Set task - Retype each of the following items word for word, without changing anything.

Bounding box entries
-------------------------

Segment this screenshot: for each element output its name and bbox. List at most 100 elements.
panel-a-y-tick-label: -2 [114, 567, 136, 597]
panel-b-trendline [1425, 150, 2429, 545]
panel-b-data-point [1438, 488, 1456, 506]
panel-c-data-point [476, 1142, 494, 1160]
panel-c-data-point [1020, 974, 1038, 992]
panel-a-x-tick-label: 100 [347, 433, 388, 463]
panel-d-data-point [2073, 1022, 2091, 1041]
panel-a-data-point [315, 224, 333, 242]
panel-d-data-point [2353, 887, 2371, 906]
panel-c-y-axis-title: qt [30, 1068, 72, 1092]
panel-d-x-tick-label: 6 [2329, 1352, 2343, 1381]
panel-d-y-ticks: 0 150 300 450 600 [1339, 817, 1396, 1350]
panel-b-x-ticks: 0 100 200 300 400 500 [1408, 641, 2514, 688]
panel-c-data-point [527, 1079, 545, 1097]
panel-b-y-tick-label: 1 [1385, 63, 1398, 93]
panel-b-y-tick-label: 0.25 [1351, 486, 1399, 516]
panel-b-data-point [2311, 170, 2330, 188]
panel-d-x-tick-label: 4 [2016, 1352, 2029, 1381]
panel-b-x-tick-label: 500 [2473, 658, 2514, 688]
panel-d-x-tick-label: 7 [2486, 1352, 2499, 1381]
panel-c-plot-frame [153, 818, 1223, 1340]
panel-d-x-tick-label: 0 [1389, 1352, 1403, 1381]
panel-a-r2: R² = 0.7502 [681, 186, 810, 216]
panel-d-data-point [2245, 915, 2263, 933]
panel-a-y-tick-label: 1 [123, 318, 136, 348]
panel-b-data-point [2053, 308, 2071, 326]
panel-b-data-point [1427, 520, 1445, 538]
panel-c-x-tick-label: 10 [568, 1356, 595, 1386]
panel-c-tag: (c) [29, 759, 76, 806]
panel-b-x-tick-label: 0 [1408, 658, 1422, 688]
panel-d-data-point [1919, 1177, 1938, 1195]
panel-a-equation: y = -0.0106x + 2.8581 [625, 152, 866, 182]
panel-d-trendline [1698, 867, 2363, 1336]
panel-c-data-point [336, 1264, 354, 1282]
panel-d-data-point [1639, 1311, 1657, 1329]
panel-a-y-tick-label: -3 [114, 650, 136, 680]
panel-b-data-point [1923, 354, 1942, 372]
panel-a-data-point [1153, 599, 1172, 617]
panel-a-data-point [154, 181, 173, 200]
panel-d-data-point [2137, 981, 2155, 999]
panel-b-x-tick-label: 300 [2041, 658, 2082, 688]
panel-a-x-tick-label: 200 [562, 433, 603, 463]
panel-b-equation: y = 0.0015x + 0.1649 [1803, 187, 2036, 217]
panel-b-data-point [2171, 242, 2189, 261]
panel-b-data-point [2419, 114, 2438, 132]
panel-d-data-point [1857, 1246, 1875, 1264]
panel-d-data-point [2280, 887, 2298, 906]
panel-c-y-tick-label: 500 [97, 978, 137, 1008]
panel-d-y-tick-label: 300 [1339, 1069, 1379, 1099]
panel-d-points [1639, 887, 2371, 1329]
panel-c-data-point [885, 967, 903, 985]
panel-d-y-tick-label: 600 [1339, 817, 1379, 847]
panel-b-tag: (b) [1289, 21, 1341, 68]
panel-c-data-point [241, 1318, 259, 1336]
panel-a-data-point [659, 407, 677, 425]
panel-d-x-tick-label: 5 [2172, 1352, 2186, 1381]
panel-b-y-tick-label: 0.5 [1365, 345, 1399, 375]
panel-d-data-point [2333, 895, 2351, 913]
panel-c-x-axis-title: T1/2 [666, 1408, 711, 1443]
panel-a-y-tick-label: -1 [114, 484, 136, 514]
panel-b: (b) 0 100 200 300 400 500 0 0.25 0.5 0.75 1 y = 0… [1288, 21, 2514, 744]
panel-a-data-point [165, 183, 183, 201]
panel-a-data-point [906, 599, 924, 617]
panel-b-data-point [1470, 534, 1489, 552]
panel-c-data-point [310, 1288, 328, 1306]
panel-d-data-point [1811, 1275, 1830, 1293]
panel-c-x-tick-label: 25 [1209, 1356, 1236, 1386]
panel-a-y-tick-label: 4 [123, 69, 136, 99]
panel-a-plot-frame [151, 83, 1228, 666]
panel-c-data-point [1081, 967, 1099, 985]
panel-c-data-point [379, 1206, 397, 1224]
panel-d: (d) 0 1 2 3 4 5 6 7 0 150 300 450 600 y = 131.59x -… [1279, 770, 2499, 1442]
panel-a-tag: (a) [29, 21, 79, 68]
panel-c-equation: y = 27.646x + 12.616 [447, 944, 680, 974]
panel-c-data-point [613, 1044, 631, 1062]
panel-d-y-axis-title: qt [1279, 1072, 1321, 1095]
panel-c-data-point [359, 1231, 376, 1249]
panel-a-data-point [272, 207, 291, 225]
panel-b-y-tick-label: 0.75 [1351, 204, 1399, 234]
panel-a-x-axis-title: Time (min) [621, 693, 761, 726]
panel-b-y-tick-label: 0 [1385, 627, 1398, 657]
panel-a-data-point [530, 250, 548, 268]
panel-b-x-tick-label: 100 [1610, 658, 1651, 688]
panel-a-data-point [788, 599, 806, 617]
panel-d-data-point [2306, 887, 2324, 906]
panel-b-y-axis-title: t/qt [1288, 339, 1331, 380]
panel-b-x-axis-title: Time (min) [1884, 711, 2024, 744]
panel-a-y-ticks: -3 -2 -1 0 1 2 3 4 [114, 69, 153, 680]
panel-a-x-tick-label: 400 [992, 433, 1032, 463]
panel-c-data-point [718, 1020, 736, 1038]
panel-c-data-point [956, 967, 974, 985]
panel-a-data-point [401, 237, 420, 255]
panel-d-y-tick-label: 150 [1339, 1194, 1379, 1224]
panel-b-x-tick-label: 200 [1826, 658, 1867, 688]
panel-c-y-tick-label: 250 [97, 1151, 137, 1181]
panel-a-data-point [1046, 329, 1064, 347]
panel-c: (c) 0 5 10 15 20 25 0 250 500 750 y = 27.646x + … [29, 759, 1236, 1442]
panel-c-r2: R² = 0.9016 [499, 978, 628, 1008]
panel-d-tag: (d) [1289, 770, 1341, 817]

-------------------------

Correct output -
Segment this screenshot: for each element output its name and bbox. List at most 100 elements.
panel-a-y-tick-label: -2 [114, 567, 136, 597]
panel-b-trendline [1425, 150, 2429, 545]
panel-b-data-point [1438, 488, 1456, 506]
panel-c-data-point [476, 1142, 494, 1160]
panel-c-data-point [1020, 974, 1038, 992]
panel-a-x-tick-label: 100 [347, 433, 388, 463]
panel-d-data-point [2073, 1022, 2091, 1041]
panel-a-data-point [315, 224, 333, 242]
panel-d-data-point [2353, 887, 2371, 906]
panel-c-y-axis-title: qt [30, 1068, 72, 1092]
panel-d-x-tick-label: 6 [2329, 1352, 2343, 1381]
panel-d-y-ticks: 0 150 300 450 600 [1339, 817, 1396, 1350]
panel-b-x-ticks: 0 100 200 300 400 500 [1408, 641, 2514, 688]
panel-c-data-point [527, 1079, 545, 1097]
panel-b-y-tick-label: 1 [1385, 63, 1398, 93]
panel-b-y-tick-label: 0.25 [1351, 486, 1399, 516]
panel-b-data-point [2311, 170, 2330, 188]
panel-d-x-tick-label: 4 [2016, 1352, 2029, 1381]
panel-b-x-tick-label: 500 [2473, 658, 2514, 688]
panel-d-x-tick-label: 7 [2486, 1352, 2499, 1381]
panel-c-plot-frame [153, 818, 1223, 1340]
panel-d-x-tick-label: 0 [1389, 1352, 1403, 1381]
panel-a-r2: R² = 0.7502 [681, 186, 810, 216]
panel-d-data-point [2245, 915, 2263, 933]
panel-a-y-tick-label: 1 [123, 318, 136, 348]
panel-b-data-point [2053, 308, 2071, 326]
panel-b-data-point [1427, 520, 1445, 538]
panel-c-x-tick-label: 10 [568, 1356, 595, 1386]
panel-c-tag: (c) [29, 759, 76, 806]
panel-b-x-tick-label: 0 [1408, 658, 1422, 688]
panel-d-data-point [1919, 1177, 1938, 1195]
panel-a-equation: y = -0.0106x + 2.8581 [625, 152, 866, 182]
panel-d-trendline [1698, 867, 2363, 1336]
panel-c-data-point [336, 1264, 354, 1282]
panel-d-data-point [1639, 1311, 1657, 1329]
panel-a-y-tick-label: -3 [114, 650, 136, 680]
panel-b-data-point [1923, 354, 1942, 372]
panel-a-data-point [1153, 599, 1172, 617]
panel-a-data-point [154, 181, 173, 200]
panel-d-data-point [2137, 981, 2155, 999]
panel-b-x-tick-label: 300 [2041, 658, 2082, 688]
panel-a-x-tick-label: 200 [562, 433, 603, 463]
panel-b-equation: y = 0.0015x + 0.1649 [1803, 187, 2036, 217]
panel-b-data-point [2171, 242, 2189, 261]
panel-b-data-point [2419, 114, 2438, 132]
panel-d-data-point [1857, 1246, 1875, 1264]
panel-d-data-point [2280, 887, 2298, 906]
panel-c-y-tick-label: 500 [97, 978, 137, 1008]
panel-d-y-tick-label: 300 [1339, 1069, 1379, 1099]
panel-d-points [1639, 887, 2371, 1329]
panel-c-data-point [885, 967, 903, 985]
panel-d-y-tick-label: 600 [1339, 817, 1379, 847]
panel-b-tag: (b) [1289, 21, 1341, 68]
panel-c-data-point [241, 1318, 259, 1336]
panel-a-data-point [659, 407, 677, 425]
panel-d-x-tick-label: 5 [2172, 1352, 2186, 1381]
panel-b-y-tick-label: 0.5 [1365, 345, 1399, 375]
panel-d-data-point [2333, 895, 2351, 913]
panel-c-x-axis-title: T1/2 [666, 1408, 711, 1443]
panel-a-y-tick-label: -1 [114, 484, 136, 514]
panel-b: (b) 0 100 200 300 400 500 0 0.25 0.5 0.75 1 y = 0… [1288, 21, 2514, 744]
panel-a-data-point [165, 183, 183, 201]
panel-a-data-point [906, 599, 924, 617]
panel-b-data-point [1470, 534, 1489, 552]
panel-c-data-point [310, 1288, 328, 1306]
panel-d-data-point [1811, 1275, 1830, 1293]
panel-c-x-tick-label: 25 [1209, 1356, 1236, 1386]
panel-a-y-tick-label: 4 [123, 69, 136, 99]
panel-a-plot-frame [151, 83, 1228, 666]
panel-c-data-point [1081, 967, 1099, 985]
panel-c-data-point [379, 1206, 397, 1224]
panel-d: (d) 0 1 2 3 4 5 6 7 0 150 300 450 600 y = 131.59x -… [1279, 770, 2499, 1442]
panel-a-tag: (a) [29, 21, 79, 68]
panel-c-equation: y = 27.646x + 12.616 [447, 944, 680, 974]
panel-c-data-point [613, 1044, 631, 1062]
panel-d-y-axis-title: qt [1279, 1072, 1321, 1095]
panel-c-data-point [359, 1231, 376, 1249]
panel-a-data-point [272, 207, 291, 225]
panel-b-y-tick-label: 0.75 [1351, 204, 1399, 234]
panel-a-x-axis-title: Time (min) [621, 693, 761, 726]
panel-b-y-tick-label: 0 [1385, 627, 1398, 657]
panel-a-data-point [530, 250, 548, 268]
panel-b-x-tick-label: 100 [1610, 658, 1651, 688]
panel-a-data-point [788, 599, 806, 617]
panel-d-data-point [2306, 887, 2324, 906]
panel-b-y-axis-title: t/qt [1288, 339, 1331, 380]
panel-b-x-axis-title: Time (min) [1884, 711, 2024, 744]
panel-a-y-ticks: -3 -2 -1 0 1 2 3 4 [114, 69, 153, 680]
panel-a-x-tick-label: 400 [992, 433, 1032, 463]
panel-c-data-point [718, 1020, 736, 1038]
panel-c-data-point [956, 967, 974, 985]
panel-a-data-point [401, 237, 420, 255]
panel-d-y-tick-label: 150 [1339, 1194, 1379, 1224]
panel-b-x-tick-label: 200 [1826, 658, 1867, 688]
panel-c-y-tick-label: 250 [97, 1151, 137, 1181]
panel-a-data-point [1046, 329, 1064, 347]
panel-c: (c) 0 5 10 15 20 25 0 250 500 750 y = 27.646x + … [29, 759, 1236, 1442]
panel-c-r2: R² = 0.9016 [499, 978, 628, 1008]
panel-d-tag: (d) [1289, 770, 1341, 817]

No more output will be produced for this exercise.